- Document segment
+ + + +
# Repeated Sign-In to iCloud message on iphone6. How to disable it?



## sandip619 (Nov 6, 2015)

Hi Guys,

I keep getting the attached error page in iPhone6. How to fix it?


----------



## etaf (Dec 28, 2008)

are you entering the correct password 
does it keep coming up 
if so - change the password 
https://support.apple.com/kb/PH2617?locale=en_GB


----------



## sandip619 (Nov 6, 2015)

No, i don't know the exact password and this phone is used for testing purposes in my company. The guy who had access to this e mail id quit the company and is not reachable. So...?


----------



## etaf (Dec 28, 2008)

you will need to talk to Apple and see what they may be prepared to do.

As security and possibility of the phone being stolen , will need to be considered

I suspect the phone will need to be wiped and re-installed - not sure if that can be done without the password - again security if stolen


----------



## sandip619 (Nov 6, 2015)

Ya. I will talk to Apple on the same. The company has the bill and all relevent docs. It's not stolen. Thx Etaf.


----------



## etaf (Dec 28, 2008)

I'm sure you will be able to get support from Apple, they have been very good when i have had friends with issues like passwords resetting.
Hopefully , they can help you without having to completely reset the phone
And as you have documented proof of purchase they should have no issue supporting you.

if you have the time , it would be useful to others with similar problems, if you posted the solution, and what you had to do.
From my research, you cannot reset the phone, hopefully as you have proof of purchase apple will help.


----------
+ + + +
- Record extracts
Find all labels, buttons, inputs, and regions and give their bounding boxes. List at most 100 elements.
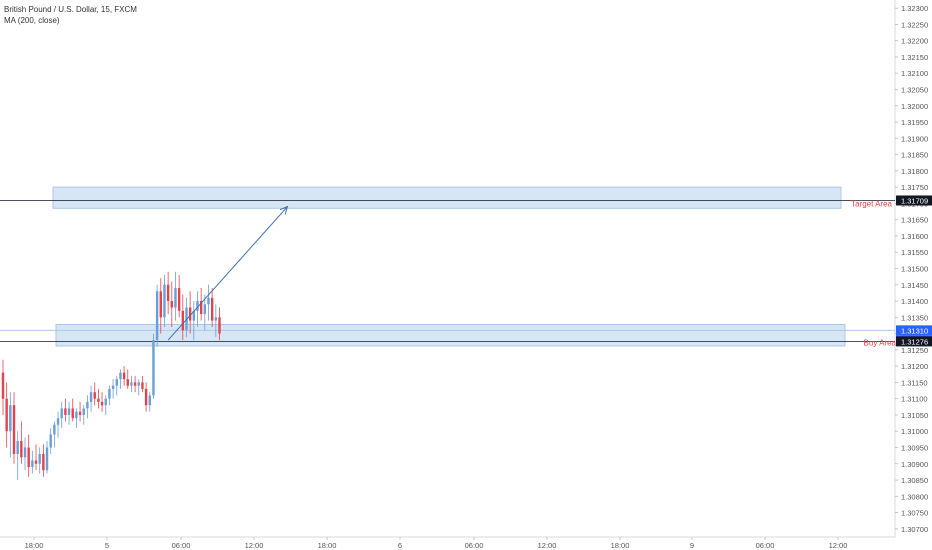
x-tick-label: 9 [690,541,694,550]
x-tick-label: 06:00 [756,541,775,550]
candle-body [9,405,12,432]
x-tick-label: 12:00 [829,541,848,550]
candle-body [89,392,93,402]
y-tick-label: 1.31100 [901,395,928,404]
candle-body [111,385,115,389]
legend-title: British Pound / U.S. Dollar, 15, FXCM [4,5,137,14]
y-tick-label: 1.31050 [901,411,928,420]
x-tick-label: 06:00 [172,541,191,550]
y-tick-label: 1.31200 [901,362,928,371]
candle-body [137,382,140,386]
candle-body [20,440,23,458]
candle-body [16,440,19,455]
candle-body [100,401,104,406]
candle-body [126,379,129,386]
candle-body [78,411,82,415]
candle-body [86,401,89,409]
candle-body [152,340,155,396]
candle-body [60,408,63,419]
candle-body [119,372,122,380]
x-tick-label: 18:00 [611,541,630,550]
candle-body [199,301,203,315]
x-tick-label: 06:00 [465,541,484,550]
y-tick-label: 1.31750 [901,183,928,192]
price-tag-value: 1.31310 [901,326,928,335]
candle-body [159,291,162,318]
candle-body [49,434,52,448]
candle-body [133,382,137,386]
y-tick-label: 1.31950 [901,118,928,127]
price-tag-value: 1.31276 [901,337,928,346]
candle-body [42,454,45,471]
y-tick-label: 1.32250 [901,20,928,29]
arrow-head [279,205,289,215]
candle-body [218,317,221,334]
x-tick-label: 5 [105,541,109,550]
y-tick-label: 1.31150 [901,378,928,387]
candle-body [141,382,144,389]
y-tick-label: 1.32050 [901,86,928,95]
x-tick-label: 18:00 [25,541,44,550]
candle-body [130,382,133,386]
candle-body [174,288,177,308]
candle-body [71,408,74,419]
candle-body [23,447,27,458]
legend: British Pound / U.S. Dollar, 15, FXCM MA… [4,4,137,26]
candle-body [56,418,60,425]
y-tick-label: 1.30700 [901,525,928,534]
x-tick-label: 18:00 [318,541,337,550]
y-tick-label: 1.30900 [901,460,928,469]
candle-body [203,304,207,315]
candle-body [170,301,173,308]
candle-body [166,284,170,302]
candle-body [188,307,192,321]
candle-body [155,291,159,341]
y-tick-label: 1.31500 [901,265,928,274]
y-tick-label: 1.31400 [901,297,928,306]
candle-body [115,379,118,386]
price-tag [896,195,932,206]
candle-body [1,372,5,399]
candle-body [93,392,96,399]
y-tick-label: 1.31600 [901,232,928,241]
x-tick-label: 12:00 [538,541,557,550]
candle-body [163,284,166,318]
x-tick-label: 12:00 [245,541,264,550]
candle-body [108,388,111,399]
candle-body [181,310,185,331]
zone-target-area [52,186,842,209]
candle-body [38,454,41,464]
y-tick-label: 1.30950 [901,444,928,453]
candle-body [196,301,199,311]
y-tick-label: 1.30800 [901,492,928,501]
y-tick-label: 1.31350 [901,313,928,322]
candle-body [210,297,214,321]
candle-body [144,388,148,406]
annotation-label: Buy Area [864,338,897,347]
y-tick-label: 1.30750 [901,509,928,518]
candle-body [104,398,107,406]
y-tick-label: 1.31000 [901,427,928,436]
price-tag-value: 1.31709 [901,196,928,205]
candle-body [5,398,8,432]
projection-arrow [167,206,288,341]
y-tick-label: 1.31550 [901,248,928,257]
y-tick-label: 1.32100 [901,69,928,78]
y-tick-label: 1.31850 [901,151,928,160]
y-tick-label: 1.31650 [901,216,928,225]
zone-buy-area [55,323,846,347]
annotation-label: Target Area [851,199,892,208]
candle-body [67,408,71,415]
candle-body [31,460,34,468]
y-tick-label: 1.31450 [901,281,928,290]
x-tick-label: 6 [398,541,402,550]
candle-body [97,398,100,402]
candle-body [64,408,67,415]
candle-body [34,460,38,464]
y-tick-label: 1.32150 [901,53,928,62]
y-tick-label: 1.31800 [901,167,928,176]
candle-body [27,447,30,468]
candle-body [148,395,151,406]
+ + + +
- Tasks to complete
• 1. Answer these about the iCloud sign-in thread:
(a) Why can't the person with the iPhone 6 get the password?
(b) What does that person say the company has?
(c) What does etaf suspect will have to be done to the phone?
• 2. Copy the iCloud sign-in thread word for word. Begin at the words "are you entering" and stop after the words "not reachable. So...?".
The rows were drawn from a different source than the text.

- Exercise responses
• 1.
(a) The person who had access to the email ID left the company and can't be reached.
(b) The bill and all the relevant documents.
(c) It will need to be wiped and re-installed.

• 2.
are you entering the correct password 
does it keep coming up 
if so - change the password 
https://support.apple.com/kb/PH2617?locale=en_GB


----------



## sandip619 (Nov 6, 2015)

No, i don't know the exact password and this phone is used for testing purposes in my company. The guy who had access to this e mail id quit the company and is not reachable. So...?